-- START OF Supplied data --

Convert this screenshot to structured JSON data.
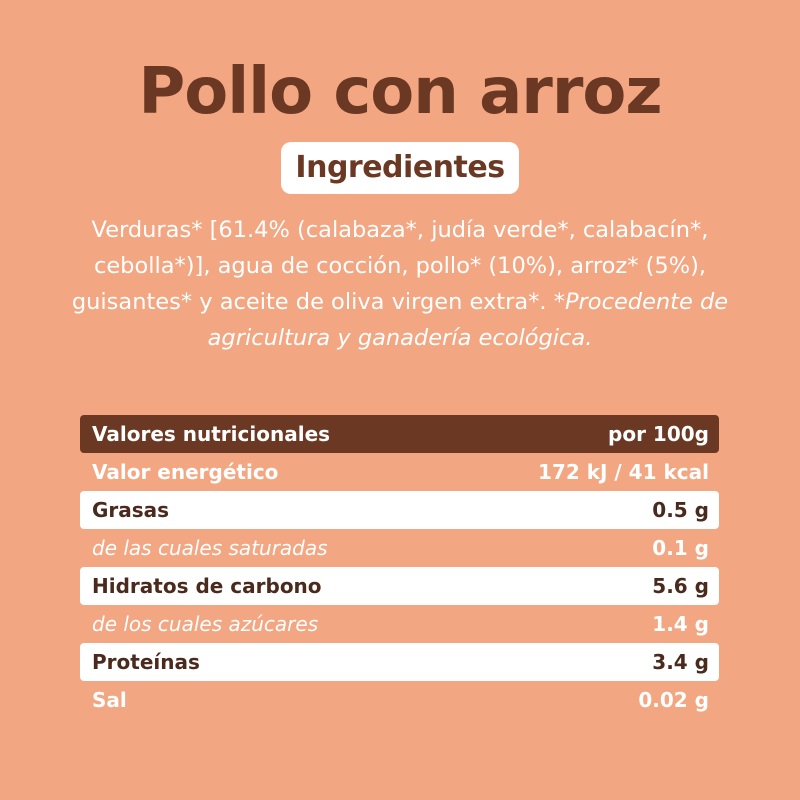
{
  "title": "Pollo con arroz",
  "ingredients_badge": "Ingredientes",
  "ingredients": {
    "text": "Verduras* [61.4% (calabaza*, judía verde*, calabacín*, cebolla*)], agua de cocción, pollo* (10%), arroz* (5%), guisantes* y aceite de oliva virgen extra*.",
    "note": "*Procedente de agricultura y ganadería ecológica."
  },
  "nutrition": {
    "header": {
      "label": "Valores nutricionales",
      "value": "por 100g"
    },
    "rows": [
      {
        "label": "Valor energético",
        "value": "172 kJ / 41 kcal"
      },
      {
        "label": "Grasas",
        "value": "0.5 g"
      },
      {
        "label": "de las cuales saturadas",
        "value": "0.1 g"
      },
      {
        "label": "Hidratos de carbono",
        "value": "5.6 g"
      },
      {
        "label": "de los cuales azúcares",
        "value": "1.4 g"
      },
      {
        "label": "Proteínas",
        "value": "3.4 g"
      },
      {
        "label": "Sal",
        "value": "0.02 g"
      }
    ]
  },
  "colors": {
    "background": "#F3A682",
    "brown": "#6B3823",
    "white": "#FFFFFF"
  }
}
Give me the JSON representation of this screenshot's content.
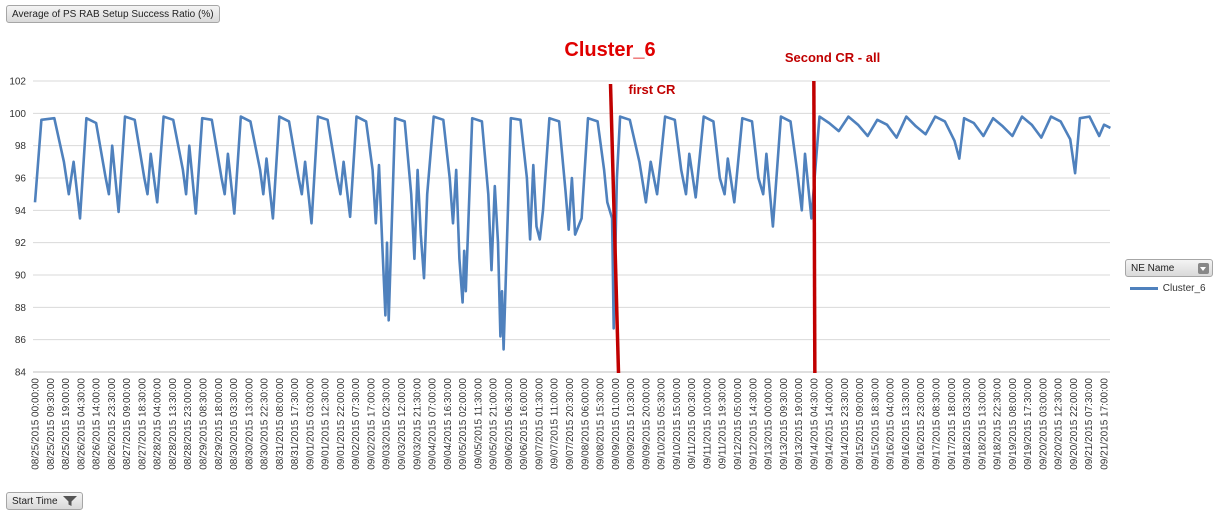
{
  "pivot": {
    "value_field": "Average of PS RAB Setup Success Ratio (%)",
    "axis_field": "Start Time",
    "legend_field": "NE Name"
  },
  "colors": {
    "series": "#4f81bd",
    "marker": "#c00000",
    "grid": "#d9d9d9",
    "title": "#e00000"
  },
  "chart_data": {
    "type": "line",
    "title": "Cluster_6",
    "ylim": [
      84,
      102
    ],
    "yticks": [
      84,
      86,
      88,
      90,
      92,
      94,
      96,
      98,
      100,
      102
    ],
    "grid": true,
    "legend": "right",
    "x_ticks": [
      "08/25/2015 00:00:00",
      "08/25/2015 09:30:00",
      "08/25/2015 19:00:00",
      "08/26/2015 04:30:00",
      "08/26/2015 14:00:00",
      "08/26/2015 23:30:00",
      "08/27/2015 09:00:00",
      "08/27/2015 18:30:00",
      "08/28/2015 04:00:00",
      "08/28/2015 13:30:00",
      "08/28/2015 23:00:00",
      "08/29/2015 08:30:00",
      "08/29/2015 18:00:00",
      "08/30/2015 03:30:00",
      "08/30/2015 13:00:00",
      "08/30/2015 22:30:00",
      "08/31/2015 08:00:00",
      "08/31/2015 17:30:00",
      "09/01/2015 03:00:00",
      "09/01/2015 12:30:00",
      "09/01/2015 22:00:00",
      "09/02/2015 07:30:00",
      "09/02/2015 17:00:00",
      "09/03/2015 02:30:00",
      "09/03/2015 12:00:00",
      "09/03/2015 21:30:00",
      "09/04/2015 07:00:00",
      "09/04/2015 16:30:00",
      "09/05/2015 02:00:00",
      "09/05/2015 11:30:00",
      "09/05/2015 21:00:00",
      "09/06/2015 06:30:00",
      "09/06/2015 16:00:00",
      "09/07/2015 01:30:00",
      "09/07/2015 11:00:00",
      "09/07/2015 20:30:00",
      "09/08/2015 06:00:00",
      "09/08/2015 15:30:00",
      "09/09/2015 01:00:00",
      "09/09/2015 10:30:00",
      "09/09/2015 20:00:00",
      "09/10/2015 05:30:00",
      "09/10/2015 15:00:00",
      "09/11/2015 00:30:00",
      "09/11/2015 10:00:00",
      "09/11/2015 19:30:00",
      "09/12/2015 05:00:00",
      "09/12/2015 14:30:00",
      "09/13/2015 00:00:00",
      "09/13/2015 09:30:00",
      "09/13/2015 19:00:00",
      "09/14/2015 04:30:00",
      "09/14/2015 14:00:00",
      "09/14/2015 23:30:00",
      "09/15/2015 09:00:00",
      "09/15/2015 18:30:00",
      "09/16/2015 04:00:00",
      "09/16/2015 13:30:00",
      "09/16/2015 23:00:00",
      "09/17/2015 08:30:00",
      "09/17/2015 18:00:00",
      "09/18/2015 03:30:00",
      "09/18/2015 13:00:00",
      "09/18/2015 22:30:00",
      "09/19/2015 08:00:00",
      "09/19/2015 17:30:00",
      "09/20/2015 03:00:00",
      "09/20/2015 12:30:00",
      "09/20/2015 22:00:00",
      "09/21/2015 07:30:00",
      "09/21/2015 17:00:00"
    ],
    "series": [
      {
        "name": "Cluster_6",
        "points": [
          [
            "08/25/2015 00:00:00",
            94.5
          ],
          [
            "08/25/2015 04:00:00",
            99.6
          ],
          [
            "08/25/2015 12:00:00",
            99.7
          ],
          [
            "08/25/2015 18:00:00",
            97
          ],
          [
            "08/25/2015 21:00:00",
            95
          ],
          [
            "08/26/2015 00:00:00",
            97
          ],
          [
            "08/26/2015 04:00:00",
            93.5
          ],
          [
            "08/26/2015 08:00:00",
            99.7
          ],
          [
            "08/26/2015 14:00:00",
            99.4
          ],
          [
            "08/26/2015 20:00:00",
            96
          ],
          [
            "08/26/2015 22:00:00",
            95
          ],
          [
            "08/27/2015 00:00:00",
            98
          ],
          [
            "08/27/2015 04:00:00",
            93.9
          ],
          [
            "08/27/2015 08:00:00",
            99.8
          ],
          [
            "08/27/2015 14:00:00",
            99.6
          ],
          [
            "08/27/2015 20:00:00",
            96
          ],
          [
            "08/27/2015 22:00:00",
            95
          ],
          [
            "08/28/2015 00:00:00",
            97.5
          ],
          [
            "08/28/2015 04:00:00",
            94.5
          ],
          [
            "08/28/2015 08:00:00",
            99.8
          ],
          [
            "08/28/2015 14:00:00",
            99.6
          ],
          [
            "08/28/2015 20:00:00",
            96.5
          ],
          [
            "08/28/2015 22:00:00",
            95
          ],
          [
            "08/29/2015 00:00:00",
            98
          ],
          [
            "08/29/2015 04:00:00",
            93.8
          ],
          [
            "08/29/2015 08:00:00",
            99.7
          ],
          [
            "08/29/2015 14:00:00",
            99.6
          ],
          [
            "08/29/2015 20:00:00",
            96
          ],
          [
            "08/29/2015 22:00:00",
            95
          ],
          [
            "08/30/2015 00:00:00",
            97.5
          ],
          [
            "08/30/2015 04:00:00",
            93.8
          ],
          [
            "08/30/2015 08:00:00",
            99.8
          ],
          [
            "08/30/2015 14:00:00",
            99.5
          ],
          [
            "08/30/2015 20:00:00",
            96.5
          ],
          [
            "08/30/2015 22:00:00",
            95
          ],
          [
            "08/31/2015 00:00:00",
            97.2
          ],
          [
            "08/31/2015 04:00:00",
            93.5
          ],
          [
            "08/31/2015 08:00:00",
            99.8
          ],
          [
            "08/31/2015 14:00:00",
            99.5
          ],
          [
            "08/31/2015 20:00:00",
            96
          ],
          [
            "08/31/2015 22:00:00",
            95
          ],
          [
            "09/01/2015 00:00:00",
            97
          ],
          [
            "09/01/2015 04:00:00",
            93.2
          ],
          [
            "09/01/2015 08:00:00",
            99.8
          ],
          [
            "09/01/2015 14:00:00",
            99.6
          ],
          [
            "09/01/2015 20:00:00",
            96
          ],
          [
            "09/01/2015 22:00:00",
            95
          ],
          [
            "09/02/2015 00:00:00",
            97
          ],
          [
            "09/02/2015 04:00:00",
            93.6
          ],
          [
            "09/02/2015 08:00:00",
            99.8
          ],
          [
            "09/02/2015 14:00:00",
            99.5
          ],
          [
            "09/02/2015 18:00:00",
            96.5
          ],
          [
            "09/02/2015 20:00:00",
            93.2
          ],
          [
            "09/02/2015 22:00:00",
            96.8
          ],
          [
            "09/03/2015 00:00:00",
            92
          ],
          [
            "09/03/2015 02:00:00",
            87.5
          ],
          [
            "09/03/2015 03:00:00",
            92
          ],
          [
            "09/03/2015 04:00:00",
            87.2
          ],
          [
            "09/03/2015 08:00:00",
            99.7
          ],
          [
            "09/03/2015 14:00:00",
            99.5
          ],
          [
            "09/03/2015 18:00:00",
            95
          ],
          [
            "09/03/2015 20:00:00",
            91
          ],
          [
            "09/03/2015 22:00:00",
            96.5
          ],
          [
            "09/04/2015 00:00:00",
            92.5
          ],
          [
            "09/04/2015 02:00:00",
            89.8
          ],
          [
            "09/04/2015 04:00:00",
            95
          ],
          [
            "09/04/2015 08:00:00",
            99.8
          ],
          [
            "09/04/2015 14:00:00",
            99.6
          ],
          [
            "09/04/2015 18:00:00",
            96
          ],
          [
            "09/04/2015 20:00:00",
            93.2
          ],
          [
            "09/04/2015 22:00:00",
            96.5
          ],
          [
            "09/05/2015 00:00:00",
            91
          ],
          [
            "09/05/2015 02:00:00",
            88.3
          ],
          [
            "09/05/2015 03:00:00",
            91.5
          ],
          [
            "09/05/2015 04:00:00",
            89
          ],
          [
            "09/05/2015 08:00:00",
            99.7
          ],
          [
            "09/05/2015 14:00:00",
            99.5
          ],
          [
            "09/05/2015 18:00:00",
            95
          ],
          [
            "09/05/2015 20:00:00",
            90.3
          ],
          [
            "09/05/2015 22:00:00",
            95.5
          ],
          [
            "09/06/2015 00:00:00",
            92
          ],
          [
            "09/06/2015 01:30:00",
            86.2
          ],
          [
            "09/06/2015 02:30:00",
            89
          ],
          [
            "09/06/2015 03:30:00",
            85.4
          ],
          [
            "09/06/2015 08:00:00",
            99.7
          ],
          [
            "09/06/2015 14:00:00",
            99.6
          ],
          [
            "09/06/2015 18:00:00",
            96
          ],
          [
            "09/06/2015 20:00:00",
            92.2
          ],
          [
            "09/06/2015 22:00:00",
            96.8
          ],
          [
            "09/07/2015 00:00:00",
            93
          ],
          [
            "09/07/2015 02:00:00",
            92.2
          ],
          [
            "09/07/2015 04:00:00",
            94
          ],
          [
            "09/07/2015 08:00:00",
            99.7
          ],
          [
            "09/07/2015 14:00:00",
            99.5
          ],
          [
            "09/07/2015 18:00:00",
            95.2
          ],
          [
            "09/07/2015 20:00:00",
            92.8
          ],
          [
            "09/07/2015 22:00:00",
            96
          ],
          [
            "09/08/2015 00:00:00",
            92.5
          ],
          [
            "09/08/2015 04:00:00",
            93.5
          ],
          [
            "09/08/2015 08:00:00",
            99.7
          ],
          [
            "09/08/2015 14:00:00",
            99.5
          ],
          [
            "09/08/2015 18:00:00",
            96.5
          ],
          [
            "09/08/2015 20:00:00",
            94.5
          ],
          [
            "09/08/2015 23:00:00",
            93.5
          ],
          [
            "09/09/2015 00:00:00",
            86.7
          ],
          [
            "09/09/2015 02:00:00",
            96
          ],
          [
            "09/09/2015 04:00:00",
            99.8
          ],
          [
            "09/09/2015 10:00:00",
            99.6
          ],
          [
            "09/09/2015 16:00:00",
            97
          ],
          [
            "09/09/2015 20:00:00",
            94.5
          ],
          [
            "09/09/2015 23:00:00",
            97
          ],
          [
            "09/10/2015 03:00:00",
            95
          ],
          [
            "09/10/2015 08:00:00",
            99.8
          ],
          [
            "09/10/2015 14:00:00",
            99.6
          ],
          [
            "09/10/2015 18:00:00",
            96.5
          ],
          [
            "09/10/2015 21:00:00",
            95
          ],
          [
            "09/10/2015 23:00:00",
            97.5
          ],
          [
            "09/11/2015 03:00:00",
            94.8
          ],
          [
            "09/11/2015 08:00:00",
            99.8
          ],
          [
            "09/11/2015 14:00:00",
            99.5
          ],
          [
            "09/11/2015 18:00:00",
            96
          ],
          [
            "09/11/2015 21:00:00",
            95
          ],
          [
            "09/11/2015 23:00:00",
            97.2
          ],
          [
            "09/12/2015 03:00:00",
            94.5
          ],
          [
            "09/12/2015 08:00:00",
            99.7
          ],
          [
            "09/12/2015 14:00:00",
            99.5
          ],
          [
            "09/12/2015 18:00:00",
            96
          ],
          [
            "09/12/2015 21:00:00",
            95
          ],
          [
            "09/12/2015 23:00:00",
            97.5
          ],
          [
            "09/13/2015 03:00:00",
            93
          ],
          [
            "09/13/2015 08:00:00",
            99.8
          ],
          [
            "09/13/2015 14:00:00",
            99.5
          ],
          [
            "09/13/2015 18:00:00",
            96.5
          ],
          [
            "09/13/2015 21:00:00",
            94
          ],
          [
            "09/13/2015 23:00:00",
            97.5
          ],
          [
            "09/14/2015 03:00:00",
            93.5
          ],
          [
            "09/14/2015 08:00:00",
            99.8
          ],
          [
            "09/14/2015 14:00:00",
            99.4
          ],
          [
            "09/14/2015 20:00:00",
            98.9
          ],
          [
            "09/15/2015 02:00:00",
            99.8
          ],
          [
            "09/15/2015 08:00:00",
            99.3
          ],
          [
            "09/15/2015 14:00:00",
            98.6
          ],
          [
            "09/15/2015 20:00:00",
            99.6
          ],
          [
            "09/16/2015 02:00:00",
            99.3
          ],
          [
            "09/16/2015 08:00:00",
            98.5
          ],
          [
            "09/16/2015 14:00:00",
            99.8
          ],
          [
            "09/16/2015 20:00:00",
            99.2
          ],
          [
            "09/17/2015 02:00:00",
            98.7
          ],
          [
            "09/17/2015 08:00:00",
            99.8
          ],
          [
            "09/17/2015 14:00:00",
            99.5
          ],
          [
            "09/17/2015 20:00:00",
            98.3
          ],
          [
            "09/17/2015 23:00:00",
            97.2
          ],
          [
            "09/18/2015 02:00:00",
            99.7
          ],
          [
            "09/18/2015 08:00:00",
            99.4
          ],
          [
            "09/18/2015 14:00:00",
            98.6
          ],
          [
            "09/18/2015 20:00:00",
            99.7
          ],
          [
            "09/19/2015 02:00:00",
            99.2
          ],
          [
            "09/19/2015 08:00:00",
            98.6
          ],
          [
            "09/19/2015 14:00:00",
            99.8
          ],
          [
            "09/19/2015 20:00:00",
            99.3
          ],
          [
            "09/20/2015 02:00:00",
            98.5
          ],
          [
            "09/20/2015 08:00:00",
            99.8
          ],
          [
            "09/20/2015 14:00:00",
            99.5
          ],
          [
            "09/20/2015 20:00:00",
            98.4
          ],
          [
            "09/20/2015 23:00:00",
            96.3
          ],
          [
            "09/21/2015 02:00:00",
            99.7
          ],
          [
            "09/21/2015 08:00:00",
            99.8
          ],
          [
            "09/21/2015 14:00:00",
            98.6
          ],
          [
            "09/21/2015 17:00:00",
            99.3
          ],
          [
            "09/21/2015 21:00:00",
            99.1
          ]
        ]
      }
    ],
    "annotations": [
      {
        "label": "first CR",
        "x": "09/09/2015 00:30:00"
      },
      {
        "label": "Second CR  - all",
        "x": "09/14/2015 04:30:00"
      }
    ]
  }
}
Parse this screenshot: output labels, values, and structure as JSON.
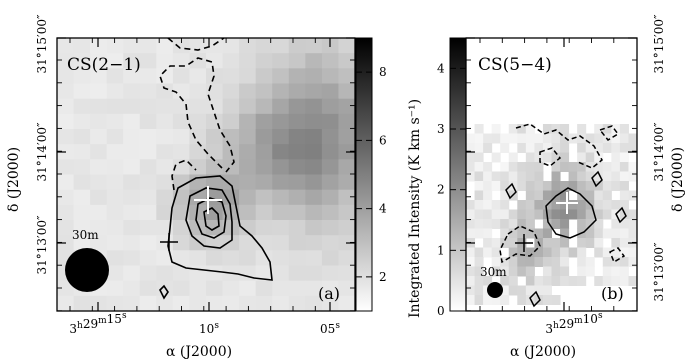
{
  "chart_data": [
    {
      "type": "heatmap",
      "panel": "(a)",
      "label": "CS(2−1)",
      "beam_label": "30m",
      "xlabel": "α (J2000)",
      "ylabel": "δ (J2000)",
      "x_ticks": [
        {
          "h": "3",
          "m": "29",
          "s": "15",
          "form": "full"
        },
        {
          "s": "10",
          "form": "sec"
        },
        {
          "s": "05",
          "form": "sec"
        }
      ],
      "y_ticks": [
        {
          "d": "31",
          "m": "13",
          "s": "00"
        },
        {
          "d": "31",
          "m": "14",
          "s": "00"
        },
        {
          "d": "31",
          "m": "15",
          "s": "00"
        }
      ],
      "y_tick_units": {
        "deg": "°",
        "min": "′",
        "sec": "″"
      },
      "colorbar": {
        "label": "Integrated Intensity (K km s⁻¹)",
        "ticks": [
          "2",
          "4",
          "6",
          "8"
        ],
        "range": [
          1,
          9
        ]
      },
      "markers": [
        "white cross",
        "black cross"
      ]
    },
    {
      "type": "heatmap",
      "panel": "(b)",
      "label": "CS(5−4)",
      "beam_label": "30m",
      "xlabel": "α (J2000)",
      "ylabel": "δ (J2000)",
      "x_ticks": [
        {
          "h": "3",
          "m": "29",
          "s": "10",
          "form": "full"
        }
      ],
      "y_ticks": [
        {
          "d": "31",
          "m": "13",
          "s": "00"
        },
        {
          "d": "31",
          "m": "14",
          "s": "00"
        },
        {
          "d": "31",
          "m": "15",
          "s": "00"
        }
      ],
      "colorbar": {
        "label": "Integrated Intensity (K km s⁻¹)",
        "ticks": [
          "0",
          "1",
          "2",
          "3",
          "4"
        ],
        "range": [
          0,
          4.5
        ]
      },
      "markers": [
        "white cross",
        "black cross"
      ]
    }
  ]
}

-- END OF Supplied data --

In the records above, locate every line with the string "title" and copy it.

* Result of this task
  "title": "Pollo con arroz",
    "title": "#e00000"
    "title": "Cluster_6",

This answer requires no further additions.